Stored data entries
====================
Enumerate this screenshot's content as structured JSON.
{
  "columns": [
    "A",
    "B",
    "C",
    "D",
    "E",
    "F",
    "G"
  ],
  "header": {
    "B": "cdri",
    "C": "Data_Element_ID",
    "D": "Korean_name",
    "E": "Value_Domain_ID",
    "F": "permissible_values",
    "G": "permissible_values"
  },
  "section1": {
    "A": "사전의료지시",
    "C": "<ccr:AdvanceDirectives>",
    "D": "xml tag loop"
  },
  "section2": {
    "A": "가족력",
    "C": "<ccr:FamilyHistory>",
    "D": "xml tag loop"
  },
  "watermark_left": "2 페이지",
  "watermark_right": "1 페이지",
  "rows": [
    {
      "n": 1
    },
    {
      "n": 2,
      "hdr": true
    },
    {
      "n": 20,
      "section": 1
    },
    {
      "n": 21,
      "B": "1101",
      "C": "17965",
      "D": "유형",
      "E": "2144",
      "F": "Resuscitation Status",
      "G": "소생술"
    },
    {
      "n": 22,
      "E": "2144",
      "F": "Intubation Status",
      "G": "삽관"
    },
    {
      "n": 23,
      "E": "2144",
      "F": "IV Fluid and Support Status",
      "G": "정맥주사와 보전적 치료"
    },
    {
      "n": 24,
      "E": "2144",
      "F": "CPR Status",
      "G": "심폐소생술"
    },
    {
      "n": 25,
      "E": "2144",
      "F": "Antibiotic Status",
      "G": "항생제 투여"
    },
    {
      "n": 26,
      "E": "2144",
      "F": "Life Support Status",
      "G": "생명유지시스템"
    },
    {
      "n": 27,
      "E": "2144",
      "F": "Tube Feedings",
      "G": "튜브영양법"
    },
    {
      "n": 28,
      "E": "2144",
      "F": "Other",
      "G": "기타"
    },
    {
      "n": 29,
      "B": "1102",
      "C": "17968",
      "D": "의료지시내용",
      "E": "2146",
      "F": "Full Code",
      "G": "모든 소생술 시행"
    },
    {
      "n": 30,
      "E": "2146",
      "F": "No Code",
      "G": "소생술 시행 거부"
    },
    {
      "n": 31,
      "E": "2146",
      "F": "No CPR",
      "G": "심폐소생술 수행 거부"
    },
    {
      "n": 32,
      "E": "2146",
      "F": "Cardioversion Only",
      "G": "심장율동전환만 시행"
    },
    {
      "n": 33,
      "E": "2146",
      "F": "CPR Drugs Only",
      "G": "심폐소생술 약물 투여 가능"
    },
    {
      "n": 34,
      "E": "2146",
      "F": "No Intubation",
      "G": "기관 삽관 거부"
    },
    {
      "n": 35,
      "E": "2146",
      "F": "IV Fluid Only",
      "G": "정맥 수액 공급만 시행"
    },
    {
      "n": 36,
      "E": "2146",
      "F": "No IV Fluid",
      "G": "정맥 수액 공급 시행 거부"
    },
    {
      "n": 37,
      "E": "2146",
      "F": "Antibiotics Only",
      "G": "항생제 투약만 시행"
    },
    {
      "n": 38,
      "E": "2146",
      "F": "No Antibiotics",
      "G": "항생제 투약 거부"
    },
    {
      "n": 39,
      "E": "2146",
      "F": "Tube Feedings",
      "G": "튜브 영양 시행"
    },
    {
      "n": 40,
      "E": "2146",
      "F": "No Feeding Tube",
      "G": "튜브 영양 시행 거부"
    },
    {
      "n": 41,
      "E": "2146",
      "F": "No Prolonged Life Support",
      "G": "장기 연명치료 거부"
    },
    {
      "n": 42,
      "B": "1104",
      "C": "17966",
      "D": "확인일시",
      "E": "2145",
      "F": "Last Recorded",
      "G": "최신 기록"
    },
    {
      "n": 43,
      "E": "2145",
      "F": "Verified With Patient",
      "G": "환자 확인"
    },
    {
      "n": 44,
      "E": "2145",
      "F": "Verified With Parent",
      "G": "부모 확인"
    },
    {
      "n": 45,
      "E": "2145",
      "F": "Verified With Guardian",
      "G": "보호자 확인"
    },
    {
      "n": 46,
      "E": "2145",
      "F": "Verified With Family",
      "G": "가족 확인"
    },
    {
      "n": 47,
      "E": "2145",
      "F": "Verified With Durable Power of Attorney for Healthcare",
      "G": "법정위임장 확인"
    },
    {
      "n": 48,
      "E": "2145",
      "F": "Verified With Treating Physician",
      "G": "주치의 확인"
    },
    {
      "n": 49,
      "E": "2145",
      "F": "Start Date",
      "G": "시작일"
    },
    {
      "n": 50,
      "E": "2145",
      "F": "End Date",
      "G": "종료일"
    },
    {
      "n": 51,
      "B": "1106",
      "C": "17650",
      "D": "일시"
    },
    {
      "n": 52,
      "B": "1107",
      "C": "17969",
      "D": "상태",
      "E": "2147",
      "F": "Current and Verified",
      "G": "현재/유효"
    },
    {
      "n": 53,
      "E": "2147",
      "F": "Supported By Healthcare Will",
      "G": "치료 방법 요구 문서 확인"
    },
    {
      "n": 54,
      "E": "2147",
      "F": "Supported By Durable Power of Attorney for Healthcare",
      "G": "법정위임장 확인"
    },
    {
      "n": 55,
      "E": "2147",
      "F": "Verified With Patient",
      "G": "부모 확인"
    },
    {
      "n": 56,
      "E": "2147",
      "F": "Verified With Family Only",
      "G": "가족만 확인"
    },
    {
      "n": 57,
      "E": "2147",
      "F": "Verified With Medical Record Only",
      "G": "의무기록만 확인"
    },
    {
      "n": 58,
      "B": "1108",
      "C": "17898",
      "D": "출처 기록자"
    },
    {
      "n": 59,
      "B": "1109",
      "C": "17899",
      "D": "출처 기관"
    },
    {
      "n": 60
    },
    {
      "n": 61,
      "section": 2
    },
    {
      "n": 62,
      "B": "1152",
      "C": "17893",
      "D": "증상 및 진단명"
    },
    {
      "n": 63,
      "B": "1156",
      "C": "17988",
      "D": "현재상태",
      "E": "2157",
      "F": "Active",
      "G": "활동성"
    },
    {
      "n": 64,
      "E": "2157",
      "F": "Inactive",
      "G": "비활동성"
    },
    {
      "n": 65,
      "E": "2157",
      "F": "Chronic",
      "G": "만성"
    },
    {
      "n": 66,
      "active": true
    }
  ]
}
====================
WHAT NEEDS TO BE DONE: Please reproduce each record precisely as written.

THE OUTPUT:
Enumerate this screenshot's content as structured JSON.
{
  "columns": [
    "A",
    "B",
    "C",
    "D",
    "E",
    "F",
    "G"
  ],
  "header": {
    "B": "cdri",
    "C": "Data_Element_ID",
    "D": "Korean_name",
    "E": "Value_Domain_ID",
    "F": "permissible_values",
    "G": "permissible_values"
  },
  "section1": {
    "A": "사전의료지시",
    "C": "<ccr:AdvanceDirectives>",
    "D": "xml tag loop"
  },
  "section2": {
    "A": "가족력",
    "C": "<ccr:FamilyHistory>",
    "D": "xml tag loop"
  },
  "watermark_left": "2 페이지",
  "watermark_right": "1 페이지",
  "rows": [
    {
      "n": 1
    },
    {
      "n": 2,
      "hdr": true
    },
    {
      "n": 20,
      "section": 1
    },
    {
      "n": 21,
      "B": "1101",
      "C": "17965",
      "D": "유형",
      "E": "2144",
      "F": "Resuscitation Status",
      "G": "소생술"
    },
    {
      "n": 22,
      "E": "2144",
      "F": "Intubation Status",
      "G": "삽관"
    },
    {
      "n": 23,
      "E": "2144",
      "F": "IV Fluid and Support Status",
      "G": "정맥주사와 보전적 치료"
    },
    {
      "n": 24,
      "E": "2144",
      "F": "CPR Status",
      "G": "심폐소생술"
    },
    {
      "n": 25,
      "E": "2144",
      "F": "Antibiotic Status",
      "G": "항생제 투여"
    },
    {
      "n": 26,
      "E": "2144",
      "F": "Life Support Status",
      "G": "생명유지시스템"
    },
    {
      "n": 27,
      "E": "2144",
      "F": "Tube Feedings",
      "G": "튜브영양법"
    },
    {
      "n": 28,
      "E": "2144",
      "F": "Other",
      "G": "기타"
    },
    {
      "n": 29,
      "B": "1102",
      "C": "17968",
      "D": "의료지시내용",
      "E": "2146",
      "F": "Full Code",
      "G": "모든 소생술 시행"
    },
    {
      "n": 30,
      "E": "2146",
      "F": "No Code",
      "G": "소생술 시행 거부"
    },
    {
      "n": 31,
      "E": "2146",
      "F": "No CPR",
      "G": "심폐소생술 수행 거부"
    },
    {
      "n": 32,
      "E": "2146",
      "F": "Cardioversion Only",
      "G": "심장율동전환만 시행"
    },
    {
      "n": 33,
      "E": "2146",
      "F": "CPR Drugs Only",
      "G": "심폐소생술 약물 투여 가능"
    },
    {
      "n": 34,
      "E": "2146",
      "F": "No Intubation",
      "G": "기관 삽관 거부"
    },
    {
      "n": 35,
      "E": "2146",
      "F": "IV Fluid Only",
      "G": "정맥 수액 공급만 시행"
    },
    {
      "n": 36,
      "E": "2146",
      "F": "No IV Fluid",
      "G": "정맥 수액 공급 시행 거부"
    },
    {
      "n": 37,
      "E": "2146",
      "F": "Antibiotics Only",
      "G": "항생제 투약만 시행"
    },
    {
      "n": 38,
      "E": "2146",
      "F": "No Antibiotics",
      "G": "항생제 투약 거부"
    },
    {
      "n": 39,
      "E": "2146",
      "F": "Tube Feedings",
      "G": "튜브 영양 시행"
    },
    {
      "n": 40,
      "E": "2146",
      "F": "No Feeding Tube",
      "G": "튜브 영양 시행 거부"
    },
    {
      "n": 41,
      "E": "2146",
      "F": "No Prolonged Life Support",
      "G": "장기 연명치료 거부"
    },
    {
      "n": 42,
      "B": "1104",
      "C": "17966",
      "D": "확인일시",
      "E": "2145",
      "F": "Last Recorded",
      "G": "최신 기록"
    },
    {
      "n": 43,
      "E": "2145",
      "F": "Verified With Patient",
      "G": "환자 확인"
    },
    {
      "n": 44,
      "E": "2145",
      "F": "Verified With Parent",
      "G": "부모 확인"
    },
    {
      "n": 45,
      "E": "2145",
      "F": "Verified With Guardian",
      "G": "보호자 확인"
    },
    {
      "n": 46,
      "E": "2145",
      "F": "Verified With Family",
      "G": "가족 확인"
    },
    {
      "n": 47,
      "E": "2145",
      "F": "Verified With Durable Power of Attorney for Healthcare",
      "G": "법정위임장 확인"
    },
    {
      "n": 48,
      "E": "2145",
      "F": "Verified With Treating Physician",
      "G": "주치의 확인"
    },
    {
      "n": 49,
      "E": "2145",
      "F": "Start Date",
      "G": "시작일"
    },
    {
      "n": 50,
      "E": "2145",
      "F": "End Date",
      "G": "종료일"
    },
    {
      "n": 51,
      "B": "1106",
      "C": "17650",
      "D": "일시"
    },
    {
      "n": 52,
      "B": "1107",
      "C": "17969",
      "D": "상태",
      "E": "2147",
      "F": "Current and Verified",
      "G": "현재/유효"
    },
    {
      "n": 53,
      "E": "2147",
      "F": "Supported By Healthcare Will",
      "G": "치료 방법 요구 문서 확인"
    },
    {
      "n": 54,
      "E": "2147",
      "F": "Supported By Durable Power of Attorney for Healthcare",
      "G": "법정위임장 확인"
    },
    {
      "n": 55,
      "E": "2147",
      "F": "Verified With Patient",
      "G": "부모 확인"
    },
    {
      "n": 56,
      "E": "2147",
      "F": "Verified With Family Only",
      "G": "가족만 확인"
    },
    {
      "n": 57,
      "E": "2147",
      "F": "Verified With Medical Record Only",
      "G": "의무기록만 확인"
    },
    {
      "n": 58,
      "B": "1108",
      "C": "17898",
      "D": "출처 기록자"
    },
    {
      "n": 59,
      "B": "1109",
      "C": "17899",
      "D": "출처 기관"
    },
    {
      "n": 60
    },
    {
      "n": 61,
      "section": 2
    },
    {
      "n": 62,
      "B": "1152",
      "C": "17893",
      "D": "증상 및 진단명"
    },
    {
      "n": 63,
      "B": "1156",
      "C": "17988",
      "D": "현재상태",
      "E": "2157",
      "F": "Active",
      "G": "활동성"
    },
    {
      "n": 64,
      "E": "2157",
      "F": "Inactive",
      "G": "비활동성"
    },
    {
      "n": 65,
      "E": "2157",
      "F": "Chronic",
      "G": "만성"
    },
    {
      "n": 66,
      "active": true
    }
  ]
}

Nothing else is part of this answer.